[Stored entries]

* Start *

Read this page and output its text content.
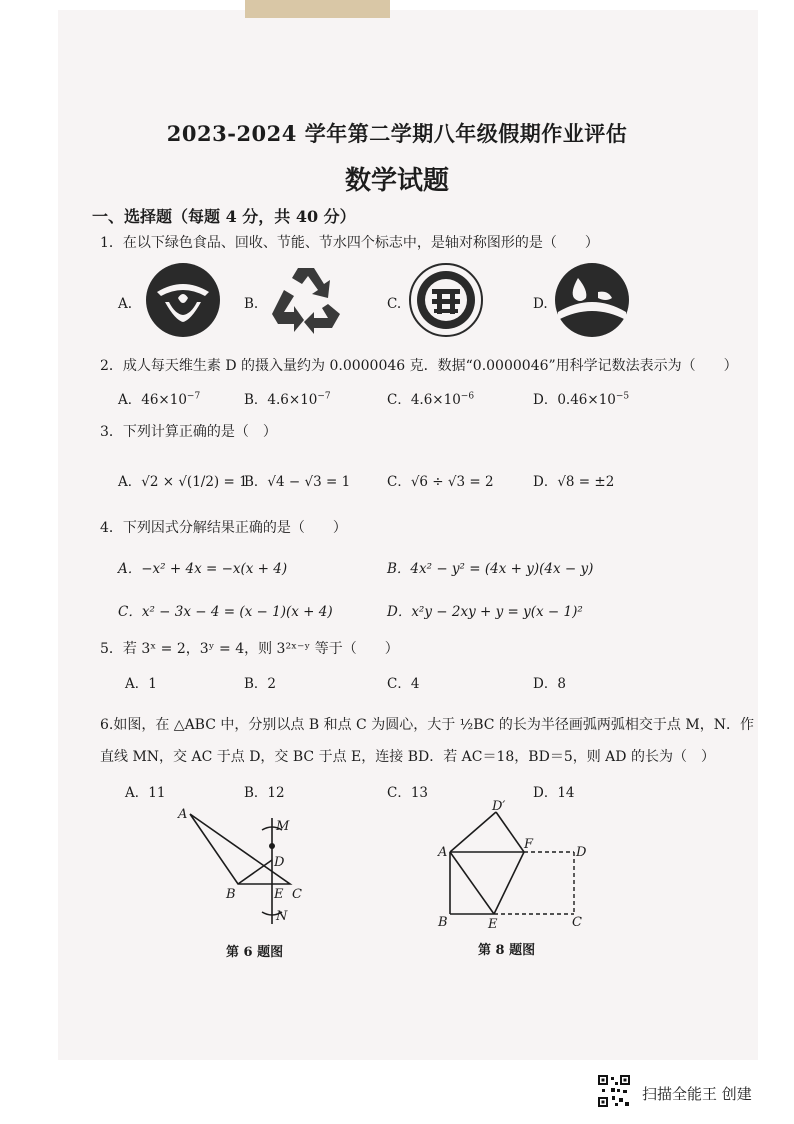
2023-2024 学年第二学期八年级假期作业评估
数学试题
一、选择题（每题 4 分，共 40 分）
1．在以下绿色食品、回收、节能、节水四个标志中，是轴对称图形的是（　　）
A.	B.	C.	D.
2．成人每天维生素 D 的摄入量约为 0.0000046 克．数据“0.0000046”用科学记数法表示为（　　）
A．$46\times 10^{-7}$	B．$4.6\times 10^{-7}$	C．$4.6\times 10^{-6}$	D．$0.46\times 10^{-5}$
3．下列计算正确的是（　）
A．√2 × √(1/2) = 1
B．√4 − √3 = 1	C．√6 ÷ √3 = 2	D．√8 = ±2
4．下列因式分解结果正确的是（　　）
A．−x² + 4x = −x(x + 4)	B．4x² − y² = (4x + y)(4x − y)
C．x² − 3x − 4 = (x − 1)(x + 4)	D．x²y − 2xy + y = y(x − 1)²
5．若 3ˣ = 2，3ʸ = 4，则 3²ˣ⁻ʸ 等于（　　）
A．1	B．2	C．4	D．8
6.如图，在 △ABC 中，分别以点 B 和点 C 为圆心，大于 ½BC 的长为半径画弧两弧相交于点 M，N．作
直线 MN，交 AC 于点 D，交 BC 于点 E，连接 BD．若 AC＝18，BD＝5，则 AD 的长为（　）
A．11	B．12	C．13	D．14
A
B	C
D
E
M
N
第 6 题图
A
B	C
D
E
F
D′
第 8 题图
扫描全能王 创建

* End *

Job:
Write the records out again in full, exactly, and skip every picture.

Finished answer:
Read this page and output its text content.
2023-2024 学年第二学期八年级假期作业评估
数学试题
一、选择题（每题 4 分，共 40 分）
1．在以下绿色食品、回收、节能、节水四个标志中，是轴对称图形的是（　　）
A.	B.	C.	D.
2．成人每天维生素 D 的摄入量约为 0.0000046 克．数据“0.0000046”用科学记数法表示为（　　）
A．$46\times 10^{-7}$	B．$4.6\times 10^{-7}$	C．$4.6\times 10^{-6}$	D．$0.46\times 10^{-5}$
3．下列计算正确的是（　）
A．√2 × √(1/2) = 1
B．√4 − √3 = 1	C．√6 ÷ √3 = 2	D．√8 = ±2
4．下列因式分解结果正确的是（　　）
A．−x² + 4x = −x(x + 4)	B．4x² − y² = (4x + y)(4x − y)
C．x² − 3x − 4 = (x − 1)(x + 4)	D．x²y − 2xy + y = y(x − 1)²
5．若 3ˣ = 2，3ʸ = 4，则 3²ˣ⁻ʸ 等于（　　）
A．1	B．2	C．4	D．8
6.如图，在 △ABC 中，分别以点 B 和点 C 为圆心，大于 ½BC 的长为半径画弧两弧相交于点 M，N．作
直线 MN，交 AC 于点 D，交 BC 于点 E，连接 BD．若 AC＝18，BD＝5，则 AD 的长为（　）
A．11	B．12	C．13	D．14
A
B	C
D
E
M
N
第 6 题图
A
B	C
D
E
F
D′
第 8 题图
扫描全能王 创建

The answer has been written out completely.